> DIRECTIVE
Read the records and gather each line that includes "type".

====== EXTRACTED MATERIAL

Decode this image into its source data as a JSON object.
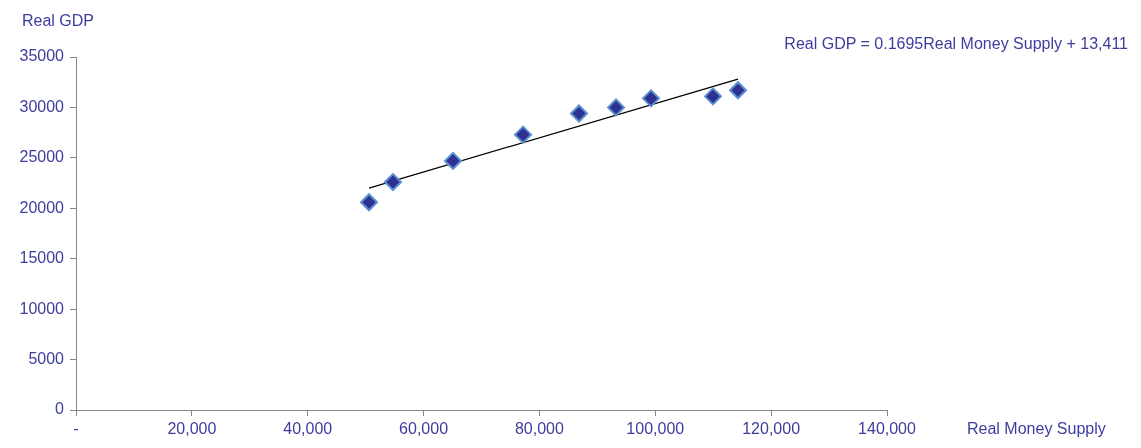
{
  "chart_data": {
    "type": "scatter",
    "xlabel": "Real Money Supply",
    "ylabel": "Real GDP",
    "annotations": [
      "Real GDP = 0.1695Real Money Supply + 13,411"
    ],
    "series": [
      {
        "type": "scatter",
        "color": "#2e3192",
        "marker": "diamond",
        "x": [
          50580,
          54720,
          65080,
          77170,
          86830,
          93220,
          99260,
          109960,
          114280
        ],
        "values": [
          20600,
          22600,
          24700,
          27300,
          29400,
          30000,
          30900,
          31100,
          31700
        ]
      },
      {
        "type": "line",
        "color": "#000000",
        "marker": "none",
        "line_style": "solid",
        "x": [
          50580,
          114280
        ],
        "values": [
          22000,
          32800
        ]
      }
    ],
    "xlim": [
      0,
      140000
    ],
    "xticks": [
      {
        "value": 0,
        "label": "-"
      },
      {
        "value": 20000,
        "label": "20,000"
      },
      {
        "value": 40000,
        "label": "40,000"
      },
      {
        "value": 60000,
        "label": "60,000"
      },
      {
        "value": 80000,
        "label": "80,000"
      },
      {
        "value": 100000,
        "label": "100,000"
      },
      {
        "value": 120000,
        "label": "120,000"
      },
      {
        "value": 140000,
        "label": "140,000"
      }
    ],
    "ylim": [
      0,
      35000
    ],
    "yticks": [
      0,
      5000,
      10000,
      15000,
      20000,
      25000,
      30000,
      35000
    ],
    "grid": false,
    "legend": false
  }
}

============

> TASK SOLUTION
    "type": "scatter",
        "type": "scatter",
        "type": "line",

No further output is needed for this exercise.